▶ Exercise instructions:
A single figure is required: the number of lines below that contain "dalszej".

Records excerpted from a collection
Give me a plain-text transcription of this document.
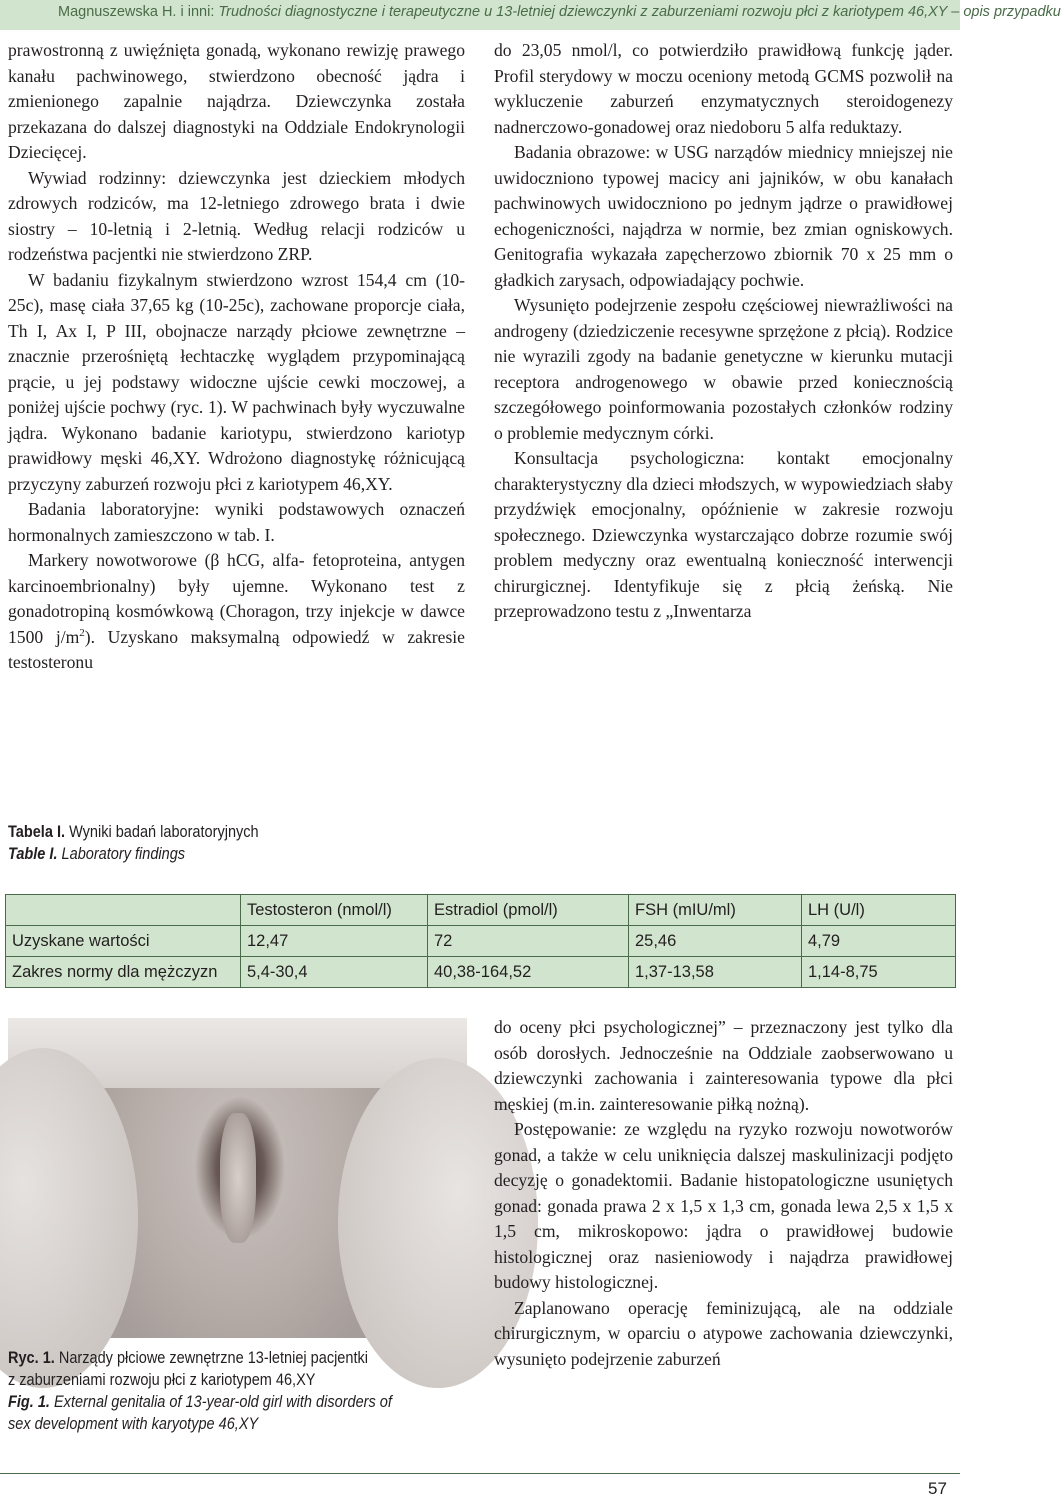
Magnuszewska H. i inni: Trudności diagnostyczne i terapeutyczne u 13-letniej dziewczynki z zaburzeniami rozwoju płci z kariotypem 46,XY – opis przypadku

prawostronną z uwięźnięta gonadą, wykonano rewizję prawego kanału pachwinowego, stwierdzono obecność jądra i zmienionego zapalnie najądrza. Dziewczynka została przekazana do dalszej diagnostyki na Oddziale Endokrynologii Dziecięcej.

Wywiad rodzinny: dziewczynka jest dzieckiem młodych zdrowych rodziców, ma 12-letniego zdrowego brata i dwie siostry – 10-letnią i 2-letnią. Według relacji rodziców u rodzeństwa pacjentki nie stwierdzono ZRP.

W badaniu fizykalnym stwierdzono wzrost 154,4 cm (10-25c), masę ciała 37,65 kg (10-25c), zachowane proporcje ciała, Th I, Ax I, P III, obojnacze narządy płciowe zewnętrzne – znacznie przerośniętą łechtaczkę wyglądem przypominającą prącie, u jej podstawy widoczne ujście cewki moczowej, a poniżej ujście pochwy (ryc. 1). W pachwinach były wyczuwalne jądra. Wykonano badanie kariotypu, stwierdzono kariotyp prawidłowy męski 46,XY. Wdrożono diagnostykę różnicującą przyczyny zaburzeń rozwoju płci z kariotypem 46,XY.

Badania laboratoryjne: wyniki podstawowych oznaczeń hormonalnych zamieszczono w tab. I.

Markery nowotworowe (β hCG, alfa- fetoproteina, antygen karcinoembrionalny) były ujemne. Wykonano test z gonadotropiną kosmówkową (Choragon, trzy injekcje w dawce 1500 $j/m^2$). Uzyskano maksymalną odpowiedź w zakresie testosteronu

do 23,05 nmol/l, co potwierdziło prawidłową funkcję jąder. Profil sterydowy w moczu oceniony metodą GCMS pozwolił na wykluczenie zaburzeń enzymatycznych steroidogenezy nadnerczowo-gonadowej oraz niedoboru 5 alfa reduktazy.

Badania obrazowe: w USG narządów miednicy mniejszej nie uwidoczniono typowej macicy ani jajników, w obu kanałach pachwinowych uwidoczniono po jednym jądrze o prawidłowej echogeniczności, najądrza w normie, bez zmian ogniskowych. Genitografia wykazała zapęcherzowo zbiornik 70 x 25 mm o gładkich zarysach, odpowiadający pochwie.

Wysunięto podejrzenie zespołu częściowej niewrażliwości na androgeny (dziedziczenie recesywne sprzężone z płcią). Rodzice nie wyrazili zgody na badanie genetyczne w kierunku mutacji receptora androgenowego w obawie przed koniecznością szczegółowego poinformowania pozostałych członków rodziny o problemie medycznym córki.

Konsultacja psychologiczna: kontakt emocjonalny charakterystyczny dla dzieci młodszych, w wypowiedziach słaby przydźwięk emocjonalny, opóźnienie w zakresie rozwoju społecznego. Dziewczynka wystarczająco dobrze rozumie swój problem medyczny oraz ewentualną konieczność interwencji chirurgicznej. Identyfikuje się z płcią żeńską. Nie przeprowadzono testu z „Inwentarza

Tabela I. Wyniki badań laboratoryjnych
Table I. Laboratory findings
	Testosteron (nmol/l)	Estradiol (pmol/l)	FSH (mIU/ml)	LH (U/l)
Uzyskane wartości	12,47	72	25,46	4,79
Zakres normy dla mężczyzn	5,4-30,4	40,38-164,52	1,37-13,58	1,14-8,75
Ryc. 1. Narządy płciowe zewnętrzne 13-letniej pacjentki
z zaburzeniami rozwoju płci z kariotypem 46,XY
Fig. 1. External genitalia of 13-year-old girl with disorders of
sex development with karyotype 46,XY

do oceny płci psychologicznej” – przeznaczony jest tylko dla osób dorosłych. Jednocześnie na Oddziale zaobserwowano u dziewczynki zachowania i zainteresowania typowe dla płci męskiej (m.in. zainteresowanie piłką nożną).

Postępowanie: ze względu na ryzyko rozwoju nowotworów gonad, a także w celu uniknięcia dalszej maskulinizacji podjęto decyzję o gonadektomii. Badanie histopatologiczne usuniętych gonad: gonada prawa 2 x 1,5 x 1,3 cm, gonada lewa 2,5 x 1,5 x 1,5 cm, mikroskopowo: jądra o prawidłowej budowie histologicznej oraz nasieniowody i najądrza prawidłowej budowy histologicznej.

Zaplanowano operację feminizującą, ale na oddziale chirurgicznym, w oparciu o atypowe zachowania dziewczynki, wysunięto podejrzenie zaburzeń

57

▶ Solved exercise:
2